From the line containing "What text is on this page?" to the end of the listing, write out every line exactly; leave out everything else.

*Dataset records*
┌────────
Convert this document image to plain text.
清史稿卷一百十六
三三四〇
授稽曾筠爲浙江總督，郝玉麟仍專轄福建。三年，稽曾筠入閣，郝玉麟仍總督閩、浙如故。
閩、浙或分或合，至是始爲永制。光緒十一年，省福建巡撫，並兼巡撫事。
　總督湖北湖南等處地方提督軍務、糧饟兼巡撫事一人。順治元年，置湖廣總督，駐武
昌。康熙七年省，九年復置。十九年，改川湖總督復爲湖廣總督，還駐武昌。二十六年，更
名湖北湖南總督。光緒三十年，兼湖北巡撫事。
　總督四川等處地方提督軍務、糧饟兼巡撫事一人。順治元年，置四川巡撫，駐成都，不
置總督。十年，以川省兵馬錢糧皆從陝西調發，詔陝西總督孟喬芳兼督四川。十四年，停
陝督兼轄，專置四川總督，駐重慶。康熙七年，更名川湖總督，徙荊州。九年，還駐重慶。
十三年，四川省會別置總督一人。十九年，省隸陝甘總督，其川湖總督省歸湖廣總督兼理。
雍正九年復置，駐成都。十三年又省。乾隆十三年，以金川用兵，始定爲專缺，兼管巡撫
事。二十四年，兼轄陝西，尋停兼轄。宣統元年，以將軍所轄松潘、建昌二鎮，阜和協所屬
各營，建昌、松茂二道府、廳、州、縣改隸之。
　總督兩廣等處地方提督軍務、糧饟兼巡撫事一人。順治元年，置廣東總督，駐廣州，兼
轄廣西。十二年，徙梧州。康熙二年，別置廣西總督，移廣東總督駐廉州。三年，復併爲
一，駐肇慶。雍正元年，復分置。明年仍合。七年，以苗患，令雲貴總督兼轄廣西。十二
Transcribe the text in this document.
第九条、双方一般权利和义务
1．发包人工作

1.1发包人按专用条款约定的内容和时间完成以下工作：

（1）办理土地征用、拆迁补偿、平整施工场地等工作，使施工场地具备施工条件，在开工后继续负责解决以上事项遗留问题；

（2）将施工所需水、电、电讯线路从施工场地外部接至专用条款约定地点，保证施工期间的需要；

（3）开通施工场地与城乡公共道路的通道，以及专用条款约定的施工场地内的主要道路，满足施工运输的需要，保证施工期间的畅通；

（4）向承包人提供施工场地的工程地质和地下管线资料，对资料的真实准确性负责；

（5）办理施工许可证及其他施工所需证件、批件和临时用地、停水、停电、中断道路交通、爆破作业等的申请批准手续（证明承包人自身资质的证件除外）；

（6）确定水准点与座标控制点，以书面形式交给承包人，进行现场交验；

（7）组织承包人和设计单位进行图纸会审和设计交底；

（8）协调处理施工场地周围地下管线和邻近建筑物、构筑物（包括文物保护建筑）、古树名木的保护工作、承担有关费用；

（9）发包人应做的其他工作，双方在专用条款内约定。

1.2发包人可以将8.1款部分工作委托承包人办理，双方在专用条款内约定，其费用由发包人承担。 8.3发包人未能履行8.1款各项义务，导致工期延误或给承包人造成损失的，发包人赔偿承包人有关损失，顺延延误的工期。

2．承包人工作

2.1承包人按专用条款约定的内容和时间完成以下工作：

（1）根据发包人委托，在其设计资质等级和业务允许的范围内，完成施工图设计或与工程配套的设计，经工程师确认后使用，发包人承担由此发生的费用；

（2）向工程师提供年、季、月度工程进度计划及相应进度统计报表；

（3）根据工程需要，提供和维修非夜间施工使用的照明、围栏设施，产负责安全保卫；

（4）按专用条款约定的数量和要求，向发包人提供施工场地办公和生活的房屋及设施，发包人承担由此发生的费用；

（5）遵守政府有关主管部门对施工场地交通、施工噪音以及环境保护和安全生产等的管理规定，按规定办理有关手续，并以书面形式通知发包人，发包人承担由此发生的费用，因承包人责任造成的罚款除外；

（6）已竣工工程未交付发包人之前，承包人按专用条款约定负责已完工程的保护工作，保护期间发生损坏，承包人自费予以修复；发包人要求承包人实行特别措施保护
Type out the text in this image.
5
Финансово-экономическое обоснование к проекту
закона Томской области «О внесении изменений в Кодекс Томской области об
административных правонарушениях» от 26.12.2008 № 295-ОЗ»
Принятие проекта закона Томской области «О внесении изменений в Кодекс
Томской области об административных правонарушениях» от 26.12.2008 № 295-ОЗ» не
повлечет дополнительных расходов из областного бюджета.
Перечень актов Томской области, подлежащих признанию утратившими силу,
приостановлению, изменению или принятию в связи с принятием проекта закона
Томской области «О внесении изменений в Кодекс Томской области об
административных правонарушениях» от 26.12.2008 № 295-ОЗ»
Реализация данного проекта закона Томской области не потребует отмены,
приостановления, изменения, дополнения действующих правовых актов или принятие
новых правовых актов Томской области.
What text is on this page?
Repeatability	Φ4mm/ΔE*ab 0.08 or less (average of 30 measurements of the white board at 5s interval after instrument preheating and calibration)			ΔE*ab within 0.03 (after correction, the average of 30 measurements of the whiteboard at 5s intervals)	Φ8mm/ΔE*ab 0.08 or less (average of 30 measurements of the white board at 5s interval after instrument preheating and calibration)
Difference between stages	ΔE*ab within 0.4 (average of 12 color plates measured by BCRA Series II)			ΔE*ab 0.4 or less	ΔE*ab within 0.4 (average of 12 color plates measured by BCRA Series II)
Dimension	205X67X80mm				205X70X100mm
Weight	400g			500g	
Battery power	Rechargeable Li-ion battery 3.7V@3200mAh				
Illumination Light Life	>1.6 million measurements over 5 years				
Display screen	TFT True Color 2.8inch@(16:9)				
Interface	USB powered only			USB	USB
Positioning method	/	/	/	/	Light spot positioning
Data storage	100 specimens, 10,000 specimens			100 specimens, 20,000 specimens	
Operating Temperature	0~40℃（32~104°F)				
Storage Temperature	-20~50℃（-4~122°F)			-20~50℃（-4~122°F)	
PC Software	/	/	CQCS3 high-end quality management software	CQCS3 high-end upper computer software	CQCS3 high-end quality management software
└────────
*EXERCISE OUTPUT*
What text is on this page?
Repeatability	Φ4mm/ΔE*ab 0.08 or less (average of 30 measurements of the white board at 5s interval after instrument preheating and calibration)			ΔE*ab within 0.03 (after correction, the average of 30 measurements of the whiteboard at 5s intervals)	Φ8mm/ΔE*ab 0.08 or less (average of 30 measurements of the white board at 5s interval after instrument preheating and calibration)
Difference between stages	ΔE*ab within 0.4 (average of 12 color plates measured by BCRA Series II)			ΔE*ab 0.4 or less	ΔE*ab within 0.4 (average of 12 color plates measured by BCRA Series II)
Dimension	205X67X80mm				205X70X100mm
Weight	400g			500g	
Battery power	Rechargeable Li-ion battery 3.7V@3200mAh				
Illumination Light Life	>1.6 million measurements over 5 years				
Display screen	TFT True Color 2.8inch@(16:9)				
Interface	USB powered only			USB	USB
Positioning method	/	/	/	/	Light spot positioning
Data storage	100 specimens, 10,000 specimens			100 specimens, 20,000 specimens	
Operating Temperature	0~40℃（32~104°F)				
Storage Temperature	-20~50℃（-4~122°F)			-20~50℃（-4~122°F)	
PC Software	/	/	CQCS3 high-end quality management software	CQCS3 high-end upper computer software	CQCS3 high-end quality management software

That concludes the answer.